— Problem details —
Will you write out all the entries below exactly?

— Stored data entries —
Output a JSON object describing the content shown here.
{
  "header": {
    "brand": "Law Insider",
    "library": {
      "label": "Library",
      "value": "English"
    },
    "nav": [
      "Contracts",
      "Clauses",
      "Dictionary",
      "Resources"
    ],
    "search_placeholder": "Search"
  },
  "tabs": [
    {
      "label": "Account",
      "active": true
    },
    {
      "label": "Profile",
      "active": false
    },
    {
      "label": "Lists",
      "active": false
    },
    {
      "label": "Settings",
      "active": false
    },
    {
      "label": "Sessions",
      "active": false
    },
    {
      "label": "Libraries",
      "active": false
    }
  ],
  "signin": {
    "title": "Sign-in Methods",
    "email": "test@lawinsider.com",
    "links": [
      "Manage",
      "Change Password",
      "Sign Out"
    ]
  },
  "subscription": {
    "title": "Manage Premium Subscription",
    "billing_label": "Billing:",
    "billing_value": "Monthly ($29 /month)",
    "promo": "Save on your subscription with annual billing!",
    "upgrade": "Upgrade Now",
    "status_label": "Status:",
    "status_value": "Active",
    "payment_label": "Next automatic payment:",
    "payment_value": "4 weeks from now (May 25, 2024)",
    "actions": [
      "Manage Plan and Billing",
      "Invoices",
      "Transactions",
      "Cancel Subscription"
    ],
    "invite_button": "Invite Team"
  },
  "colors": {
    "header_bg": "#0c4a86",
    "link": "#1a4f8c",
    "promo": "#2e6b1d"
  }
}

— Response —
Output a JSON object describing the content shown here.
{
  "header": {
    "brand": "Law Insider",
    "library": {
      "label": "Library",
      "value": "English"
    },
    "nav": [
      "Contracts",
      "Clauses",
      "Dictionary",
      "Resources"
    ],
    "search_placeholder": "Search"
  },
  "tabs": [
    {
      "label": "Account",
      "active": true
    },
    {
      "label": "Profile",
      "active": false
    },
    {
      "label": "Lists",
      "active": false
    },
    {
      "label": "Settings",
      "active": false
    },
    {
      "label": "Sessions",
      "active": false
    },
    {
      "label": "Libraries",
      "active": false
    }
  ],
  "signin": {
    "title": "Sign-in Methods",
    "email": "test@lawinsider.com",
    "links": [
      "Manage",
      "Change Password",
      "Sign Out"
    ]
  },
  "subscription": {
    "title": "Manage Premium Subscription",
    "billing_label": "Billing:",
    "billing_value": "Monthly ($29 /month)",
    "promo": "Save on your subscription with annual billing!",
    "upgrade": "Upgrade Now",
    "status_label": "Status:",
    "status_value": "Active",
    "payment_label": "Next automatic payment:",
    "payment_value": "4 weeks from now (May 25, 2024)",
    "actions": [
      "Manage Plan and Billing",
      "Invoices",
      "Transactions",
      "Cancel Subscription"
    ],
    "invite_button": "Invite Team"
  },
  "colors": {
    "header_bg": "#0c4a86",
    "link": "#1a4f8c",
    "promo": "#2e6b1d"
  }
}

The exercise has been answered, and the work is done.